## Instruction
Copy each entry as it stands, leaving nothing out.

## The data
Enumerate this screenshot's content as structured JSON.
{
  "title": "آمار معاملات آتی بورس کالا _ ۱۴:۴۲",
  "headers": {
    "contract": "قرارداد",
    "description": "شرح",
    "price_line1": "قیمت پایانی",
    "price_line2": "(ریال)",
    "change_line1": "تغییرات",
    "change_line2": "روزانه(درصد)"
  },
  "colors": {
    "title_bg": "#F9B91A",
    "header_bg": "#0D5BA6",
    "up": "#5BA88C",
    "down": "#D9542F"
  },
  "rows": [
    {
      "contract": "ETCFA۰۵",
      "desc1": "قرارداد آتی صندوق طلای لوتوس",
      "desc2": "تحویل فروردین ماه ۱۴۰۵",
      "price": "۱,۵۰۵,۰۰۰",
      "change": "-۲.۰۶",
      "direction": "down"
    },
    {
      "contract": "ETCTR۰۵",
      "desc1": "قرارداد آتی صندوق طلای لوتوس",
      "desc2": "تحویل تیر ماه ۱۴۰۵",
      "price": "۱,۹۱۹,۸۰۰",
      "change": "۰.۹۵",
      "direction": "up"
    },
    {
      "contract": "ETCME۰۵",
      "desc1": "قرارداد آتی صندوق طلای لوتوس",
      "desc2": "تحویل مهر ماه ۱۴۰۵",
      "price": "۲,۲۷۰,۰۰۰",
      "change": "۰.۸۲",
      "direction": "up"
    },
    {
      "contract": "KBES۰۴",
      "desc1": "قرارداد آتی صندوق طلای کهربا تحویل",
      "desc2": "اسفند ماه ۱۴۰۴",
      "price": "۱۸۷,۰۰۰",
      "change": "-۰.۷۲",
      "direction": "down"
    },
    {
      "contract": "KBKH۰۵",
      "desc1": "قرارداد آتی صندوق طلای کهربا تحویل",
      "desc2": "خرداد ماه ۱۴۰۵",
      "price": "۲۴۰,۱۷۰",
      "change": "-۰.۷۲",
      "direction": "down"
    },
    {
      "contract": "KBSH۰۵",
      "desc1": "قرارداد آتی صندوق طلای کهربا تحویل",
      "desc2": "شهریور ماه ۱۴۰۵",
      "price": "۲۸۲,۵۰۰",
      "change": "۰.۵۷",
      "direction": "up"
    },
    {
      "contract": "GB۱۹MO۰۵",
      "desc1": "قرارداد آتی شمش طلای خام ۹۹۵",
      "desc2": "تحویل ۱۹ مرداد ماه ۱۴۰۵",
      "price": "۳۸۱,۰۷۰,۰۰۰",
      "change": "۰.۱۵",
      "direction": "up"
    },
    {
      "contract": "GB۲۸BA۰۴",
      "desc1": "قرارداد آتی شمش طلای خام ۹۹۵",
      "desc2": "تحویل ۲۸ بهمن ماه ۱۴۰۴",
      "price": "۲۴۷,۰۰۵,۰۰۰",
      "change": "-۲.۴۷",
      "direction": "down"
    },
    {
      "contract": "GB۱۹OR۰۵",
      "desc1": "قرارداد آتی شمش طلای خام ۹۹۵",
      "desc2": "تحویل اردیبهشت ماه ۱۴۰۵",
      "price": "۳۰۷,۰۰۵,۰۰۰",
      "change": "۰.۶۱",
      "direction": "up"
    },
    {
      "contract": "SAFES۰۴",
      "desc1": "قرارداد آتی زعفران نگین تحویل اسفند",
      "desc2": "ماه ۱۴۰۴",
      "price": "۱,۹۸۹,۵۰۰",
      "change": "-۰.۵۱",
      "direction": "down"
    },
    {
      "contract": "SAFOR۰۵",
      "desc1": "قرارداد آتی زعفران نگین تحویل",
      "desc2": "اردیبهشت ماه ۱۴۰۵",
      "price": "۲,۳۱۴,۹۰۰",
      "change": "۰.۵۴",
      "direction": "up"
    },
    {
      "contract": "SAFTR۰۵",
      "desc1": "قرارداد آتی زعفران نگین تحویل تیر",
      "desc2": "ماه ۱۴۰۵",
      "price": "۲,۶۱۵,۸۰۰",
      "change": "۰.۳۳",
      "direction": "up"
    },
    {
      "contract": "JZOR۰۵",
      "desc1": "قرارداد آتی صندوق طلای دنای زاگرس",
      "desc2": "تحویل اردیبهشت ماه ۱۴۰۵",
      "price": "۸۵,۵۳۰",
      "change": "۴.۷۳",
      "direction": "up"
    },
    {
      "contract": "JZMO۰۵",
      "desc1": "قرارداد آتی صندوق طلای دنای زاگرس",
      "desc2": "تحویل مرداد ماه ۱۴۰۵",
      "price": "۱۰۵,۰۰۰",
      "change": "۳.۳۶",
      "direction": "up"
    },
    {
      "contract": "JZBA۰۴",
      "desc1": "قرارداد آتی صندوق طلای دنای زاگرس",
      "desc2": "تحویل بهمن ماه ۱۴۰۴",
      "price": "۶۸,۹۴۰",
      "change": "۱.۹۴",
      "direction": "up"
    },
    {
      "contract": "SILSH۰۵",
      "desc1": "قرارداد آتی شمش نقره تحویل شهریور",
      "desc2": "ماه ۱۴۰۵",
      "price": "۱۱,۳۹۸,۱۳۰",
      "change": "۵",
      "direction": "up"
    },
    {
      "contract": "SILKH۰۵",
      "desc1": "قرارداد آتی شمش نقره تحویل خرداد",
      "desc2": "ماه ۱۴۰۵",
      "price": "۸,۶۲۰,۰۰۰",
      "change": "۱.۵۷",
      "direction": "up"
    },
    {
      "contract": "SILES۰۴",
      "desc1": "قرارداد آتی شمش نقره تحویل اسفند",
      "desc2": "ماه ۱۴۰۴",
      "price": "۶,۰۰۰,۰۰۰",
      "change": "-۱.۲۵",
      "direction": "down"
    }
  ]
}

## Result
Enumerate this screenshot's content as structured JSON.
{
  "title": "آمار معاملات آتی بورس کالا _ ۱۴:۴۲",
  "headers": {
    "contract": "قرارداد",
    "description": "شرح",
    "price_line1": "قیمت پایانی",
    "price_line2": "(ریال)",
    "change_line1": "تغییرات",
    "change_line2": "روزانه(درصد)"
  },
  "colors": {
    "title_bg": "#F9B91A",
    "header_bg": "#0D5BA6",
    "up": "#5BA88C",
    "down": "#D9542F"
  },
  "rows": [
    {
      "contract": "ETCFA۰۵",
      "desc1": "قرارداد آتی صندوق طلای لوتوس",
      "desc2": "تحویل فروردین ماه ۱۴۰۵",
      "price": "۱,۵۰۵,۰۰۰",
      "change": "-۲.۰۶",
      "direction": "down"
    },
    {
      "contract": "ETCTR۰۵",
      "desc1": "قرارداد آتی صندوق طلای لوتوس",
      "desc2": "تحویل تیر ماه ۱۴۰۵",
      "price": "۱,۹۱۹,۸۰۰",
      "change": "۰.۹۵",
      "direction": "up"
    },
    {
      "contract": "ETCME۰۵",
      "desc1": "قرارداد آتی صندوق طلای لوتوس",
      "desc2": "تحویل مهر ماه ۱۴۰۵",
      "price": "۲,۲۷۰,۰۰۰",
      "change": "۰.۸۲",
      "direction": "up"
    },
    {
      "contract": "KBES۰۴",
      "desc1": "قرارداد آتی صندوق طلای کهربا تحویل",
      "desc2": "اسفند ماه ۱۴۰۴",
      "price": "۱۸۷,۰۰۰",
      "change": "-۰.۷۲",
      "direction": "down"
    },
    {
      "contract": "KBKH۰۵",
      "desc1": "قرارداد آتی صندوق طلای کهربا تحویل",
      "desc2": "خرداد ماه ۱۴۰۵",
      "price": "۲۴۰,۱۷۰",
      "change": "-۰.۷۲",
      "direction": "down"
    },
    {
      "contract": "KBSH۰۵",
      "desc1": "قرارداد آتی صندوق طلای کهربا تحویل",
      "desc2": "شهریور ماه ۱۴۰۵",
      "price": "۲۸۲,۵۰۰",
      "change": "۰.۵۷",
      "direction": "up"
    },
    {
      "contract": "GB۱۹MO۰۵",
      "desc1": "قرارداد آتی شمش طلای خام ۹۹۵",
      "desc2": "تحویل ۱۹ مرداد ماه ۱۴۰۵",
      "price": "۳۸۱,۰۷۰,۰۰۰",
      "change": "۰.۱۵",
      "direction": "up"
    },
    {
      "contract": "GB۲۸BA۰۴",
      "desc1": "قرارداد آتی شمش طلای خام ۹۹۵",
      "desc2": "تحویل ۲۸ بهمن ماه ۱۴۰۴",
      "price": "۲۴۷,۰۰۵,۰۰۰",
      "change": "-۲.۴۷",
      "direction": "down"
    },
    {
      "contract": "GB۱۹OR۰۵",
      "desc1": "قرارداد آتی شمش طلای خام ۹۹۵",
      "desc2": "تحویل اردیبهشت ماه ۱۴۰۵",
      "price": "۳۰۷,۰۰۵,۰۰۰",
      "change": "۰.۶۱",
      "direction": "up"
    },
    {
      "contract": "SAFES۰۴",
      "desc1": "قرارداد آتی زعفران نگین تحویل اسفند",
      "desc2": "ماه ۱۴۰۴",
      "price": "۱,۹۸۹,۵۰۰",
      "change": "-۰.۵۱",
      "direction": "down"
    },
    {
      "contract": "SAFOR۰۵",
      "desc1": "قرارداد آتی زعفران نگین تحویل",
      "desc2": "اردیبهشت ماه ۱۴۰۵",
      "price": "۲,۳۱۴,۹۰۰",
      "change": "۰.۵۴",
      "direction": "up"
    },
    {
      "contract": "SAFTR۰۵",
      "desc1": "قرارداد آتی زعفران نگین تحویل تیر",
      "desc2": "ماه ۱۴۰۵",
      "price": "۲,۶۱۵,۸۰۰",
      "change": "۰.۳۳",
      "direction": "up"
    },
    {
      "contract": "JZOR۰۵",
      "desc1": "قرارداد آتی صندوق طلای دنای زاگرس",
      "desc2": "تحویل اردیبهشت ماه ۱۴۰۵",
      "price": "۸۵,۵۳۰",
      "change": "۴.۷۳",
      "direction": "up"
    },
    {
      "contract": "JZMO۰۵",
      "desc1": "قرارداد آتی صندوق طلای دنای زاگرس",
      "desc2": "تحویل مرداد ماه ۱۴۰۵",
      "price": "۱۰۵,۰۰۰",
      "change": "۳.۳۶",
      "direction": "up"
    },
    {
      "contract": "JZBA۰۴",
      "desc1": "قرارداد آتی صندوق طلای دنای زاگرس",
      "desc2": "تحویل بهمن ماه ۱۴۰۴",
      "price": "۶۸,۹۴۰",
      "change": "۱.۹۴",
      "direction": "up"
    },
    {
      "contract": "SILSH۰۵",
      "desc1": "قرارداد آتی شمش نقره تحویل شهریور",
      "desc2": "ماه ۱۴۰۵",
      "price": "۱۱,۳۹۸,۱۳۰",
      "change": "۵",
      "direction": "up"
    },
    {
      "contract": "SILKH۰۵",
      "desc1": "قرارداد آتی شمش نقره تحویل خرداد",
      "desc2": "ماه ۱۴۰۵",
      "price": "۸,۶۲۰,۰۰۰",
      "change": "۱.۵۷",
      "direction": "up"
    },
    {
      "contract": "SILES۰۴",
      "desc1": "قرارداد آتی شمش نقره تحویل اسفند",
      "desc2": "ماه ۱۴۰۴",
      "price": "۶,۰۰۰,۰۰۰",
      "change": "-۱.۲۵",
      "direction": "down"
    }
  ]
}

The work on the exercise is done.